» **Task details**
Reproduce the listing verbatim.

» **The input**
++++++++++++++++++++
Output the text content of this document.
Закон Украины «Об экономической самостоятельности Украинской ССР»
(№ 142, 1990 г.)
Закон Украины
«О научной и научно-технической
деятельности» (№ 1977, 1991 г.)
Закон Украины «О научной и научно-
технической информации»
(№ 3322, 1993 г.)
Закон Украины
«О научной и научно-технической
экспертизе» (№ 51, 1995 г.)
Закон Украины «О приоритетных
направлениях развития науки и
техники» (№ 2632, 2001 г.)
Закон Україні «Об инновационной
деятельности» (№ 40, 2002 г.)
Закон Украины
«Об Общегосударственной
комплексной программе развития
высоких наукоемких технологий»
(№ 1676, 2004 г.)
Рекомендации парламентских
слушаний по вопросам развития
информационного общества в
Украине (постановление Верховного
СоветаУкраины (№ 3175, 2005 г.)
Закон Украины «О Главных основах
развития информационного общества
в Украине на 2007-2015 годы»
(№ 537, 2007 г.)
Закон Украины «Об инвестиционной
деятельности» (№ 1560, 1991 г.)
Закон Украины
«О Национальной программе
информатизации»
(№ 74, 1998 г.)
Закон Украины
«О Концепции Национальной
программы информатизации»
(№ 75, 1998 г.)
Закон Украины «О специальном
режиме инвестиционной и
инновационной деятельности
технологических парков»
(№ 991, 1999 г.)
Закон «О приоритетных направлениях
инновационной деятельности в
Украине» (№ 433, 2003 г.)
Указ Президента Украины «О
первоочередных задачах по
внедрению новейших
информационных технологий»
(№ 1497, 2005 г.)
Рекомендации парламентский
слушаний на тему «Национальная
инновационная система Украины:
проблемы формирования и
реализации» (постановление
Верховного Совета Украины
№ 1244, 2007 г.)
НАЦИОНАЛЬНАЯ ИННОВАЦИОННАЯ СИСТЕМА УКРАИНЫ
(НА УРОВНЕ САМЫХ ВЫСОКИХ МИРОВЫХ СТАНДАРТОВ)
++++++++++++++++++++
» **Solution to this problem**
Output the text content of this document.
Закон Украины «Об экономической самостоятельности Украинской ССР»
(№ 142, 1990 г.)
Закон Украины
«О научной и научно-технической
деятельности» (№ 1977, 1991 г.)
Закон Украины «О научной и научно-
технической информации»
(№ 3322, 1993 г.)
Закон Украины
«О научной и научно-технической
экспертизе» (№ 51, 1995 г.)
Закон Украины «О приоритетных
направлениях развития науки и
техники» (№ 2632, 2001 г.)
Закон Україні «Об инновационной
деятельности» (№ 40, 2002 г.)
Закон Украины
«Об Общегосударственной
комплексной программе развития
высоких наукоемких технологий»
(№ 1676, 2004 г.)
Рекомендации парламентских
слушаний по вопросам развития
информационного общества в
Украине (постановление Верховного
СоветаУкраины (№ 3175, 2005 г.)
Закон Украины «О Главных основах
развития информационного общества
в Украине на 2007-2015 годы»
(№ 537, 2007 г.)
Закон Украины «Об инвестиционной
деятельности» (№ 1560, 1991 г.)
Закон Украины
«О Национальной программе
информатизации»
(№ 74, 1998 г.)
Закон Украины
«О Концепции Национальной
программы информатизации»
(№ 75, 1998 г.)
Закон Украины «О специальном
режиме инвестиционной и
инновационной деятельности
технологических парков»
(№ 991, 1999 г.)
Закон «О приоритетных направлениях
инновационной деятельности в
Украине» (№ 433, 2003 г.)
Указ Президента Украины «О
первоочередных задачах по
внедрению новейших
информационных технологий»
(№ 1497, 2005 г.)
Рекомендации парламентский
слушаний на тему «Национальная
инновационная система Украины:
проблемы формирования и
реализации» (постановление
Верховного Совета Украины
№ 1244, 2007 г.)
НАЦИОНАЛЬНАЯ ИННОВАЦИОННАЯ СИСТЕМА УКРАИНЫ
(НА УРОВНЕ САМЫХ ВЫСОКИХ МИРОВЫХ СТАНДАРТОВ)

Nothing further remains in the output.